** Start of Records for the task **

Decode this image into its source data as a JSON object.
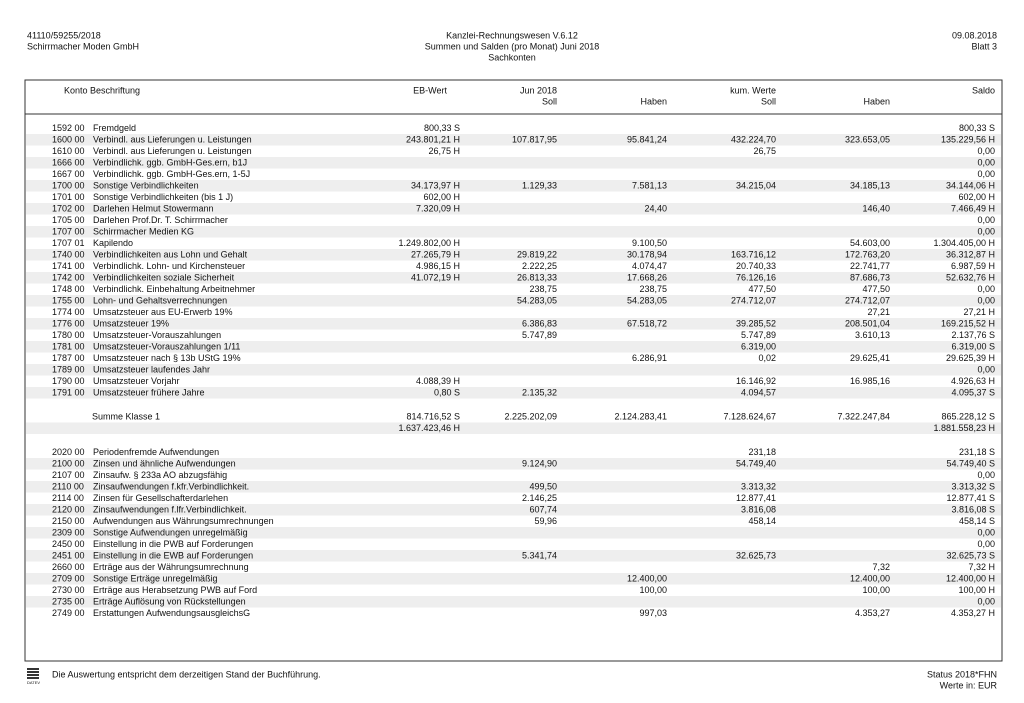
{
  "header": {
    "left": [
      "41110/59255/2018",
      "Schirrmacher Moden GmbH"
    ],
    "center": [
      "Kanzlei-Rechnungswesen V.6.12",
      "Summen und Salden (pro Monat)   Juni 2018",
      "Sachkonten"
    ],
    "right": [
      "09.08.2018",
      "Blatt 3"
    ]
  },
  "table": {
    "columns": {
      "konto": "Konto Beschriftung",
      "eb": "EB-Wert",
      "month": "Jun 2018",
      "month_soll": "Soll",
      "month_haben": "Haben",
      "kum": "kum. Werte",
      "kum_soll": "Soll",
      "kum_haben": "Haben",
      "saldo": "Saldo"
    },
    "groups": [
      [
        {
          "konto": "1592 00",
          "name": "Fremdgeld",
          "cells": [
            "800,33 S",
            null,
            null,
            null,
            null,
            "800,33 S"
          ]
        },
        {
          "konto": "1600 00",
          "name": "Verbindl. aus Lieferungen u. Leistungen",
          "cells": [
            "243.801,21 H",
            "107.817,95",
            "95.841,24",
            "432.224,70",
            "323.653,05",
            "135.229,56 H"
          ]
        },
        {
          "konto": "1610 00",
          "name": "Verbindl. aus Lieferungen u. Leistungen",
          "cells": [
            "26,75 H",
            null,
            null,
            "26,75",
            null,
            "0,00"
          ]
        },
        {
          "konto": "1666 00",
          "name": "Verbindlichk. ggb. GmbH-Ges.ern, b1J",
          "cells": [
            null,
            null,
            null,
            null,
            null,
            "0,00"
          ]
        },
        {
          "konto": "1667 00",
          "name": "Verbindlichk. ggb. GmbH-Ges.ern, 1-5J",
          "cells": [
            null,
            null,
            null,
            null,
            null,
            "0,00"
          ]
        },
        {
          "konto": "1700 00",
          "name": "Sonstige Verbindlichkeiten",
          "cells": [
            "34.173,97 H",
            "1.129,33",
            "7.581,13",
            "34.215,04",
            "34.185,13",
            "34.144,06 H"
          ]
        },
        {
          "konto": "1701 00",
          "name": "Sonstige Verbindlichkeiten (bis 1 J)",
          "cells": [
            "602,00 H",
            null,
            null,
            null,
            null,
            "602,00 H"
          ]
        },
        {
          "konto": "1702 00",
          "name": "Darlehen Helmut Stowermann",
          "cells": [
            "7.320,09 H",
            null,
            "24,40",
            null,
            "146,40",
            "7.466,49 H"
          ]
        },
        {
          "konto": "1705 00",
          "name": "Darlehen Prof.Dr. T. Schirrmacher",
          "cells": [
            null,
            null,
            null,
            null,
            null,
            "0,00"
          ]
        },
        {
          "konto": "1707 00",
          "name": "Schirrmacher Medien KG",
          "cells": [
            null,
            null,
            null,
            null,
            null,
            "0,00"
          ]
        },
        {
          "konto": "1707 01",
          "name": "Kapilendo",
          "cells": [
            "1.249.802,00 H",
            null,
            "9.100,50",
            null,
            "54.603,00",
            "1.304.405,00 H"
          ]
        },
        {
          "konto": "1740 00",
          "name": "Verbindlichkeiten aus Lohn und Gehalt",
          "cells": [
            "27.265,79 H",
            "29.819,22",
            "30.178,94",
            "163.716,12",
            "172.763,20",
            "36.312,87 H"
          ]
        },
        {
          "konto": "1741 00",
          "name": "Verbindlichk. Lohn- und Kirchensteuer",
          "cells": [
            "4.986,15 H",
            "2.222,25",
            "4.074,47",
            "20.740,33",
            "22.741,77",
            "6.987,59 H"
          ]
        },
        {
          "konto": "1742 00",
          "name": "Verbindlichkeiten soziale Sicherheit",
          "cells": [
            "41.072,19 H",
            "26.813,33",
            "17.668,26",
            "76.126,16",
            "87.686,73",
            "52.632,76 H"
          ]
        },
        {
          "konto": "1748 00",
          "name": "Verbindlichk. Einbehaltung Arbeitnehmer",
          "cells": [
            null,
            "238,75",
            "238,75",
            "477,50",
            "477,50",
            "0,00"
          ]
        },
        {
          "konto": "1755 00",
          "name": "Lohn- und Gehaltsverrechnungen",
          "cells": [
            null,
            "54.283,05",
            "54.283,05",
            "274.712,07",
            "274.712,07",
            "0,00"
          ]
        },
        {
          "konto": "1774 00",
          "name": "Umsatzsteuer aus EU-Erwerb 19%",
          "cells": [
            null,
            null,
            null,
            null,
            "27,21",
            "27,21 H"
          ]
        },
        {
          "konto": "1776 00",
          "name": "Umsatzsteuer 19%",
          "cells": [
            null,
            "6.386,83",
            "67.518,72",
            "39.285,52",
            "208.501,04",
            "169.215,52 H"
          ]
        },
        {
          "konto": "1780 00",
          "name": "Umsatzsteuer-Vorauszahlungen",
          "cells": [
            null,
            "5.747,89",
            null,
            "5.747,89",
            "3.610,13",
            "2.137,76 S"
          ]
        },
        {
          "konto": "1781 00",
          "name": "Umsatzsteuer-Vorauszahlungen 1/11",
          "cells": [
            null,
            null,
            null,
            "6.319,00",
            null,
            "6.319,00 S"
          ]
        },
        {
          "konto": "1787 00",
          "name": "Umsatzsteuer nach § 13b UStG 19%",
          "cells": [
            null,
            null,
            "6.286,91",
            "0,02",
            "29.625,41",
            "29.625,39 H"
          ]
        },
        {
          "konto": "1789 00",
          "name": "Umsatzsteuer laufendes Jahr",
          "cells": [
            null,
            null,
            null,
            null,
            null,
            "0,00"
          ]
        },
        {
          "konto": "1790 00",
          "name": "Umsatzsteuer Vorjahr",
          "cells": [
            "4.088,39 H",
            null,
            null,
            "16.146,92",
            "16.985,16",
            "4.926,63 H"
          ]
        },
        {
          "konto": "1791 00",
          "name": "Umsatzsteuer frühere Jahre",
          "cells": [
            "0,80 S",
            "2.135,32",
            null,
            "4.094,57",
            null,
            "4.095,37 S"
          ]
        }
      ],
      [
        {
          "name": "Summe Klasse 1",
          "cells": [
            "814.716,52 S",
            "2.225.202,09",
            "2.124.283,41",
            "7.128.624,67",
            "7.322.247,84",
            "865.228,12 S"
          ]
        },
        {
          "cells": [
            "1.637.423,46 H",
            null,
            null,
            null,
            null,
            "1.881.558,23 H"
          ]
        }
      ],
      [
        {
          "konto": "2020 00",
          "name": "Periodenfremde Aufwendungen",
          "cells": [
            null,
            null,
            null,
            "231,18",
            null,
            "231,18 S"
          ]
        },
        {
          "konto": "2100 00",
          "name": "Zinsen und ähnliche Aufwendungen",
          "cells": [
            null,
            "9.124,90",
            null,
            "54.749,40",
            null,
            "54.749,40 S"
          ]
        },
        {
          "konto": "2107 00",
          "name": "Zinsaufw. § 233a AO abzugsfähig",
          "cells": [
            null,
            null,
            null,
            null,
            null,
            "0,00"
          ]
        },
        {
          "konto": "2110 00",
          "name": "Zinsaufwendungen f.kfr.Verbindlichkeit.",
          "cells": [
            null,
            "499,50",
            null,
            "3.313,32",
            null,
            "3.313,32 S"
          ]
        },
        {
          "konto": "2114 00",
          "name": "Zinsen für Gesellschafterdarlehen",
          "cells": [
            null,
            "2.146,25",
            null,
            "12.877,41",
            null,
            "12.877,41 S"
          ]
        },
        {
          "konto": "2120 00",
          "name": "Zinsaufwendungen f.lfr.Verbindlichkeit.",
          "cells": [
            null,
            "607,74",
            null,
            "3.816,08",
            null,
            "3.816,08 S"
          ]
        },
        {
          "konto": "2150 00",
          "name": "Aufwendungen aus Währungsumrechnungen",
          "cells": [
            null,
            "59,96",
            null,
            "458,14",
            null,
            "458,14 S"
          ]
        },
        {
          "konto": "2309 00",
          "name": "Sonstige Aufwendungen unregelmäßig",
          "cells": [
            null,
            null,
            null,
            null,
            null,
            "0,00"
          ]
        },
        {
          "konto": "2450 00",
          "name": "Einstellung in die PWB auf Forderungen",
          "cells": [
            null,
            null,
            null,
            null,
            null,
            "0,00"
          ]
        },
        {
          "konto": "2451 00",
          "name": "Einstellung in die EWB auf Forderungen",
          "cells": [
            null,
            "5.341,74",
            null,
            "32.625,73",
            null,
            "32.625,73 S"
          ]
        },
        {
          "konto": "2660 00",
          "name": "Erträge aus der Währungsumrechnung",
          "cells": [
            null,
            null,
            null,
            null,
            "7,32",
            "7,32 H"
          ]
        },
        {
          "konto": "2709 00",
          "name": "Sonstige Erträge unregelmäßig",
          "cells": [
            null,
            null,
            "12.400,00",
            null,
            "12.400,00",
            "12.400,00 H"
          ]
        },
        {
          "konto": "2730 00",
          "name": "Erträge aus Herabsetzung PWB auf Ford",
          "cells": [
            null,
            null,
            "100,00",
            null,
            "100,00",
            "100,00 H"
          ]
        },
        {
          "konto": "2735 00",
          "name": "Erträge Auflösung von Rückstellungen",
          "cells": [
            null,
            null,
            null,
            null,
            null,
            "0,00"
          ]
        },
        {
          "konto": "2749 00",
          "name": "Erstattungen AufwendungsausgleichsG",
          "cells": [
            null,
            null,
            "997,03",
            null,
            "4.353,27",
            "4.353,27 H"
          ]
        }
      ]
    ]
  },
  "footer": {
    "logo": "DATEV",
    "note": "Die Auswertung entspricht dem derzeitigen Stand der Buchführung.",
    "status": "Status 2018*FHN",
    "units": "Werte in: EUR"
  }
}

** End of Records for the task **
** Start of Records for the task **

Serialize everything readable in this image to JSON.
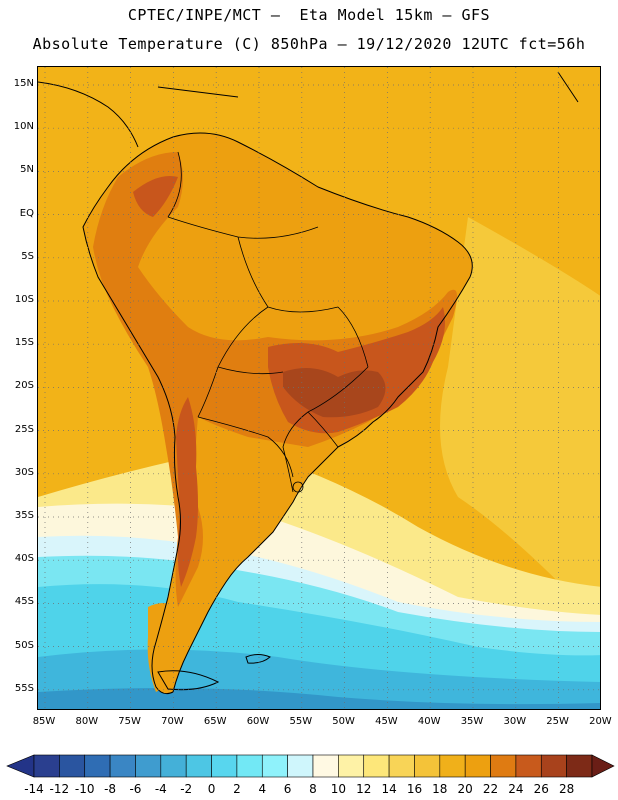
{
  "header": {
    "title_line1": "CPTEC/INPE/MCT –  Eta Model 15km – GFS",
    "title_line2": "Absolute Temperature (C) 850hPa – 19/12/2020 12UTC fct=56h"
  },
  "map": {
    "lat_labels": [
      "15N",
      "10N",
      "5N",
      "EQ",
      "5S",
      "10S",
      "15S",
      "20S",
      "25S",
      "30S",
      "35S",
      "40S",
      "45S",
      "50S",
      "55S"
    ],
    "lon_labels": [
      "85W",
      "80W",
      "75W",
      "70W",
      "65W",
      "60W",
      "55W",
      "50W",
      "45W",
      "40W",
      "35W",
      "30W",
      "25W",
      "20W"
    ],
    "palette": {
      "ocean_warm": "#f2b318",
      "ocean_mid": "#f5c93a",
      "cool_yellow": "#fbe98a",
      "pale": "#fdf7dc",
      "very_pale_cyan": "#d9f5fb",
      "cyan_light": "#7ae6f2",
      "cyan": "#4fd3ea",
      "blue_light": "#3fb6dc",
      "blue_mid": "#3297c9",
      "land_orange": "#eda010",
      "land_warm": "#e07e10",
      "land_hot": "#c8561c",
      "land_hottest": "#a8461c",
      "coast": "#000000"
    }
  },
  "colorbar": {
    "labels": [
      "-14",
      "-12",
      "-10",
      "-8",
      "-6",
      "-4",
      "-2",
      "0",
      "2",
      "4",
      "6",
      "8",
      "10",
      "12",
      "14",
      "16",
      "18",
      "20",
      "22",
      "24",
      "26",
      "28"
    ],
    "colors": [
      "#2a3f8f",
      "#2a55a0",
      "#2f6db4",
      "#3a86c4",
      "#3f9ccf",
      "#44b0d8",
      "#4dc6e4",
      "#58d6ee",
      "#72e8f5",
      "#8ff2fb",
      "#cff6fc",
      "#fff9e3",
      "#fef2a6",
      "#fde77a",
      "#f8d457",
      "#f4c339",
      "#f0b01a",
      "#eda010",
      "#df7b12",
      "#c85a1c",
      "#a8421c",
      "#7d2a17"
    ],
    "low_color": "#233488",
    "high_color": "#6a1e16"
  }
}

** End of Records for the task **
** Start of Records for the task **

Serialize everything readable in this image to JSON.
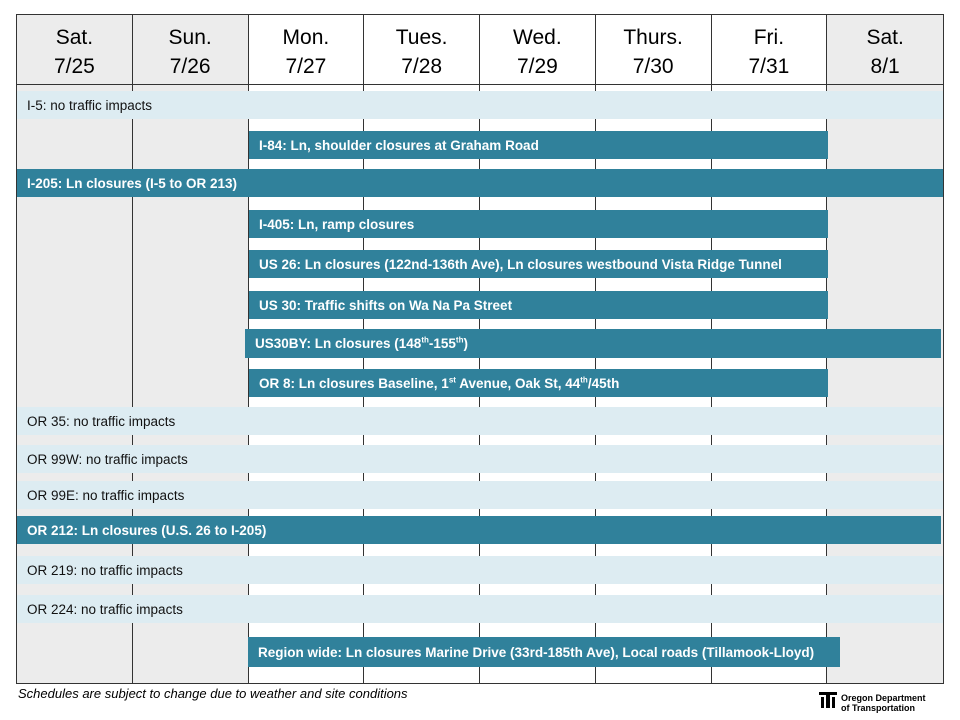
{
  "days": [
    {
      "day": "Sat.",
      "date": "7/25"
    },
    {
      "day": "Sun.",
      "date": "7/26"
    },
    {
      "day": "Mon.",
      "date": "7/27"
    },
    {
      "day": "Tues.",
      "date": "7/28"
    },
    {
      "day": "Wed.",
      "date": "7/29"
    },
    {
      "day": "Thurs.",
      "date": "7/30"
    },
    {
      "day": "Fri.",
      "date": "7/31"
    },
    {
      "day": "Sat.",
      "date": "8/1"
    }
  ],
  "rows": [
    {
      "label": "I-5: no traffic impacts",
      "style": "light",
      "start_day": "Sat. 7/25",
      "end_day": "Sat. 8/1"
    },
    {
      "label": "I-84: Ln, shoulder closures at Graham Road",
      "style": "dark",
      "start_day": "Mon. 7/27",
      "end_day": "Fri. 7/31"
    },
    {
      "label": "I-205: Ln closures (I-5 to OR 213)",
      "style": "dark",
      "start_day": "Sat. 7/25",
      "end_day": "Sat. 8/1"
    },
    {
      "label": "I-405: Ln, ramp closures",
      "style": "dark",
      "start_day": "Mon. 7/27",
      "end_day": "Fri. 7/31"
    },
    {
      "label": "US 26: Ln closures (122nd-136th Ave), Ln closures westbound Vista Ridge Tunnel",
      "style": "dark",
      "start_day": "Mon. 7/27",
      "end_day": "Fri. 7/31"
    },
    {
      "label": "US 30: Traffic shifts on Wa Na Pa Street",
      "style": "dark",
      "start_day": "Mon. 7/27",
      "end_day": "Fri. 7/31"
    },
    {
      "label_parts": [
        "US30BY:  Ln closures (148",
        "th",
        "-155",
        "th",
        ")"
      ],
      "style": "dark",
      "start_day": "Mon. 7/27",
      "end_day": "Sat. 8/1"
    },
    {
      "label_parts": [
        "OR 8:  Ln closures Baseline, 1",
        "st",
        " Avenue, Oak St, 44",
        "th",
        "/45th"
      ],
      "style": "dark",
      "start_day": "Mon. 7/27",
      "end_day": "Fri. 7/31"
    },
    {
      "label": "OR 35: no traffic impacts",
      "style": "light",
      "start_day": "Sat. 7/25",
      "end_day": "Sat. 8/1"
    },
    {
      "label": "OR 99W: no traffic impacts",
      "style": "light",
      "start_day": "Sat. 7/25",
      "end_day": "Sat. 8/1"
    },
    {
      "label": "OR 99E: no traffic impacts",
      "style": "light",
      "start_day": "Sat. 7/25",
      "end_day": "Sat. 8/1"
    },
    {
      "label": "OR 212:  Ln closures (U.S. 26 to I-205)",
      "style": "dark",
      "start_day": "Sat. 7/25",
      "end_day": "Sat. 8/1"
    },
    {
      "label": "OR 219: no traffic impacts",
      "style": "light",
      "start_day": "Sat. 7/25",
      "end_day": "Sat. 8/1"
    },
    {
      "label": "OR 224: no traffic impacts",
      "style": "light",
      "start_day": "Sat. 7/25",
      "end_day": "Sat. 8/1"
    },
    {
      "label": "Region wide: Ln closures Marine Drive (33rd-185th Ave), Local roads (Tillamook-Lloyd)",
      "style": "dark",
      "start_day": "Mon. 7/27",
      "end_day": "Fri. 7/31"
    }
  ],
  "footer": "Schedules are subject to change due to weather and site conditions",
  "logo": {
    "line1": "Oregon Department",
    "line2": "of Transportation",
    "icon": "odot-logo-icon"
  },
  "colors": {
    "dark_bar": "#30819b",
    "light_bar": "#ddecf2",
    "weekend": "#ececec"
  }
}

** End of Records for the task **

What is being asked: Isolate each line of the listing above that includes "closures". Copy it.

Task output:
      "label": "I-84: Ln, shoulder closures at Graham Road",
      "label": "I-205: Ln closures (I-5 to OR 213)",
      "label": "I-405: Ln, ramp closures",
      "label": "US 26: Ln closures (122nd-136th Ave), Ln closures westbound Vista Ridge Tunnel",
        "US30BY:  Ln closures (148",
        "OR 8:  Ln closures Baseline, 1",
      "label": "OR 212:  Ln closures (U.S. 26 to I-205)",
      "label": "Region wide: Ln closures Marine Drive (33rd-185th Ave), Local roads (Tillamook-Lloyd)",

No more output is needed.